::: PROVIDED RECORDS :::

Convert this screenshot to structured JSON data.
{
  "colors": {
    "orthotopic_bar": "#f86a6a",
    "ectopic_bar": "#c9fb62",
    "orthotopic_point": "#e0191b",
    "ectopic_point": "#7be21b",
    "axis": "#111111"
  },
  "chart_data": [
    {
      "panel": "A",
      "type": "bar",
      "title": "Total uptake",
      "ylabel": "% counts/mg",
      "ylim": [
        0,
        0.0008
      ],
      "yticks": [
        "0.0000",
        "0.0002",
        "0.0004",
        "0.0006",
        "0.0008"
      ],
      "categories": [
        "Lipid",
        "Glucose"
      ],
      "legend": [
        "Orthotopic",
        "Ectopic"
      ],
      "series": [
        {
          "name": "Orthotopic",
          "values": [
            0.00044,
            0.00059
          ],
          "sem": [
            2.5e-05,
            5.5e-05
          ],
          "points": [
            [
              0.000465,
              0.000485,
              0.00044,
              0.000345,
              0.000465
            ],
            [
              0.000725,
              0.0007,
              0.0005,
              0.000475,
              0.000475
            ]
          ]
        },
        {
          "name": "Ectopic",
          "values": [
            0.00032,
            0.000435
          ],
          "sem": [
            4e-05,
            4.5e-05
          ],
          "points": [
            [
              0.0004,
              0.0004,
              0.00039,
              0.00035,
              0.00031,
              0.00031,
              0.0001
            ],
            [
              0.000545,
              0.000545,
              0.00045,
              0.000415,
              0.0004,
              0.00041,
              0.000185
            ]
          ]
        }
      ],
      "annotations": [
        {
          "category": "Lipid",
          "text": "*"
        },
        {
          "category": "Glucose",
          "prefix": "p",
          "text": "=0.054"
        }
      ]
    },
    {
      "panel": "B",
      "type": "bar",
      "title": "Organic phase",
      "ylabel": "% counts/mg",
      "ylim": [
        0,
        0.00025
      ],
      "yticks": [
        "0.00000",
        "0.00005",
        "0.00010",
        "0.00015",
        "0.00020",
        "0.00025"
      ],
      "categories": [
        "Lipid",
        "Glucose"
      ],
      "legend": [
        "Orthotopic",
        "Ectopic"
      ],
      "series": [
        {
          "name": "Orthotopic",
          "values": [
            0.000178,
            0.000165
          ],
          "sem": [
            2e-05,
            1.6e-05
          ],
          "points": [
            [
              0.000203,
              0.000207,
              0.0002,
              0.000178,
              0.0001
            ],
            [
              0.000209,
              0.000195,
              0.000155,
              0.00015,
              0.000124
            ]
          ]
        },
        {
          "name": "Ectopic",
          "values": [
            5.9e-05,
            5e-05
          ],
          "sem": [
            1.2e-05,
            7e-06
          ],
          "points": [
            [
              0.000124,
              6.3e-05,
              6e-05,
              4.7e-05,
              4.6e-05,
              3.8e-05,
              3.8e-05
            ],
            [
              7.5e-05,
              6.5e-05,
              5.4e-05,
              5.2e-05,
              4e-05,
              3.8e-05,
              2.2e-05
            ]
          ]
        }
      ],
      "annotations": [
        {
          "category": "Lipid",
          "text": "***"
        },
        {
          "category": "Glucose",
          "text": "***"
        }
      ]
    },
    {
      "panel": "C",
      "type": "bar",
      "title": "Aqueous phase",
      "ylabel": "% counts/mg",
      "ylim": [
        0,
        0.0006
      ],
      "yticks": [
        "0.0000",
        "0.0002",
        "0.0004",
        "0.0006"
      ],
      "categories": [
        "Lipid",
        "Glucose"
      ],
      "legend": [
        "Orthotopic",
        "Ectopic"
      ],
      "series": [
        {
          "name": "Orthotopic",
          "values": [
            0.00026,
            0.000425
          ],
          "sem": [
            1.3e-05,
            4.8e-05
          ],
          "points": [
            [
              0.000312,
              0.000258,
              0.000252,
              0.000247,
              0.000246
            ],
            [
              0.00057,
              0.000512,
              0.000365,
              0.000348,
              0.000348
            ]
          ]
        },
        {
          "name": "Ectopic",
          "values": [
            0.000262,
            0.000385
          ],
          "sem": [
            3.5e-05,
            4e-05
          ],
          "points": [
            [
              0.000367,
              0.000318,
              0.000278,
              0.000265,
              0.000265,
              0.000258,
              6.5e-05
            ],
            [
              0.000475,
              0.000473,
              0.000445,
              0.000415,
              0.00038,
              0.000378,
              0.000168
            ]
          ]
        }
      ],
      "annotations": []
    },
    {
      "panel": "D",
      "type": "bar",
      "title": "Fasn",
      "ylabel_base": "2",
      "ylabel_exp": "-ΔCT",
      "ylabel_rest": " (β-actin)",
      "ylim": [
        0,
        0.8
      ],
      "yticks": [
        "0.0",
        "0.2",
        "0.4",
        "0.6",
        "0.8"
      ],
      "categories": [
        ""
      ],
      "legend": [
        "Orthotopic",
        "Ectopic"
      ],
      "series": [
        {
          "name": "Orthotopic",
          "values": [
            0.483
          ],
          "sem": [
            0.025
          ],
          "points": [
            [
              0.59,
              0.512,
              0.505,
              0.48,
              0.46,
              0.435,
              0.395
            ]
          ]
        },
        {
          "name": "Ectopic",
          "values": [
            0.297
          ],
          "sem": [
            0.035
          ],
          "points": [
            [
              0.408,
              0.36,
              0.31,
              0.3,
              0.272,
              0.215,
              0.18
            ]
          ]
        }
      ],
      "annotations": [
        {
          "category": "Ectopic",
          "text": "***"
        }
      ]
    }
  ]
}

:::

## AIM OF THE EXERCISE
Retype all of the entries precisely as they are.

## EXERCISE RESULT
Convert this screenshot to structured JSON data.
{
  "colors": {
    "orthotopic_bar": "#f86a6a",
    "ectopic_bar": "#c9fb62",
    "orthotopic_point": "#e0191b",
    "ectopic_point": "#7be21b",
    "axis": "#111111"
  },
  "chart_data": [
    {
      "panel": "A",
      "type": "bar",
      "title": "Total uptake",
      "ylabel": "% counts/mg",
      "ylim": [
        0,
        0.0008
      ],
      "yticks": [
        "0.0000",
        "0.0002",
        "0.0004",
        "0.0006",
        "0.0008"
      ],
      "categories": [
        "Lipid",
        "Glucose"
      ],
      "legend": [
        "Orthotopic",
        "Ectopic"
      ],
      "series": [
        {
          "name": "Orthotopic",
          "values": [
            0.00044,
            0.00059
          ],
          "sem": [
            2.5e-05,
            5.5e-05
          ],
          "points": [
            [
              0.000465,
              0.000485,
              0.00044,
              0.000345,
              0.000465
            ],
            [
              0.000725,
              0.0007,
              0.0005,
              0.000475,
              0.000475
            ]
          ]
        },
        {
          "name": "Ectopic",
          "values": [
            0.00032,
            0.000435
          ],
          "sem": [
            4e-05,
            4.5e-05
          ],
          "points": [
            [
              0.0004,
              0.0004,
              0.00039,
              0.00035,
              0.00031,
              0.00031,
              0.0001
            ],
            [
              0.000545,
              0.000545,
              0.00045,
              0.000415,
              0.0004,
              0.00041,
              0.000185
            ]
          ]
        }
      ],
      "annotations": [
        {
          "category": "Lipid",
          "text": "*"
        },
        {
          "category": "Glucose",
          "prefix": "p",
          "text": "=0.054"
        }
      ]
    },
    {
      "panel": "B",
      "type": "bar",
      "title": "Organic phase",
      "ylabel": "% counts/mg",
      "ylim": [
        0,
        0.00025
      ],
      "yticks": [
        "0.00000",
        "0.00005",
        "0.00010",
        "0.00015",
        "0.00020",
        "0.00025"
      ],
      "categories": [
        "Lipid",
        "Glucose"
      ],
      "legend": [
        "Orthotopic",
        "Ectopic"
      ],
      "series": [
        {
          "name": "Orthotopic",
          "values": [
            0.000178,
            0.000165
          ],
          "sem": [
            2e-05,
            1.6e-05
          ],
          "points": [
            [
              0.000203,
              0.000207,
              0.0002,
              0.000178,
              0.0001
            ],
            [
              0.000209,
              0.000195,
              0.000155,
              0.00015,
              0.000124
            ]
          ]
        },
        {
          "name": "Ectopic",
          "values": [
            5.9e-05,
            5e-05
          ],
          "sem": [
            1.2e-05,
            7e-06
          ],
          "points": [
            [
              0.000124,
              6.3e-05,
              6e-05,
              4.7e-05,
              4.6e-05,
              3.8e-05,
              3.8e-05
            ],
            [
              7.5e-05,
              6.5e-05,
              5.4e-05,
              5.2e-05,
              4e-05,
              3.8e-05,
              2.2e-05
            ]
          ]
        }
      ],
      "annotations": [
        {
          "category": "Lipid",
          "text": "***"
        },
        {
          "category": "Glucose",
          "text": "***"
        }
      ]
    },
    {
      "panel": "C",
      "type": "bar",
      "title": "Aqueous phase",
      "ylabel": "% counts/mg",
      "ylim": [
        0,
        0.0006
      ],
      "yticks": [
        "0.0000",
        "0.0002",
        "0.0004",
        "0.0006"
      ],
      "categories": [
        "Lipid",
        "Glucose"
      ],
      "legend": [
        "Orthotopic",
        "Ectopic"
      ],
      "series": [
        {
          "name": "Orthotopic",
          "values": [
            0.00026,
            0.000425
          ],
          "sem": [
            1.3e-05,
            4.8e-05
          ],
          "points": [
            [
              0.000312,
              0.000258,
              0.000252,
              0.000247,
              0.000246
            ],
            [
              0.00057,
              0.000512,
              0.000365,
              0.000348,
              0.000348
            ]
          ]
        },
        {
          "name": "Ectopic",
          "values": [
            0.000262,
            0.000385
          ],
          "sem": [
            3.5e-05,
            4e-05
          ],
          "points": [
            [
              0.000367,
              0.000318,
              0.000278,
              0.000265,
              0.000265,
              0.000258,
              6.5e-05
            ],
            [
              0.000475,
              0.000473,
              0.000445,
              0.000415,
              0.00038,
              0.000378,
              0.000168
            ]
          ]
        }
      ],
      "annotations": []
    },
    {
      "panel": "D",
      "type": "bar",
      "title": "Fasn",
      "ylabel_base": "2",
      "ylabel_exp": "-ΔCT",
      "ylabel_rest": " (β-actin)",
      "ylim": [
        0,
        0.8
      ],
      "yticks": [
        "0.0",
        "0.2",
        "0.4",
        "0.6",
        "0.8"
      ],
      "categories": [
        ""
      ],
      "legend": [
        "Orthotopic",
        "Ectopic"
      ],
      "series": [
        {
          "name": "Orthotopic",
          "values": [
            0.483
          ],
          "sem": [
            0.025
          ],
          "points": [
            [
              0.59,
              0.512,
              0.505,
              0.48,
              0.46,
              0.435,
              0.395
            ]
          ]
        },
        {
          "name": "Ectopic",
          "values": [
            0.297
          ],
          "sem": [
            0.035
          ],
          "points": [
            [
              0.408,
              0.36,
              0.31,
              0.3,
              0.272,
              0.215,
              0.18
            ]
          ]
        }
      ],
      "annotations": [
        {
          "category": "Ectopic",
          "text": "***"
        }
      ]
    }
  ]
}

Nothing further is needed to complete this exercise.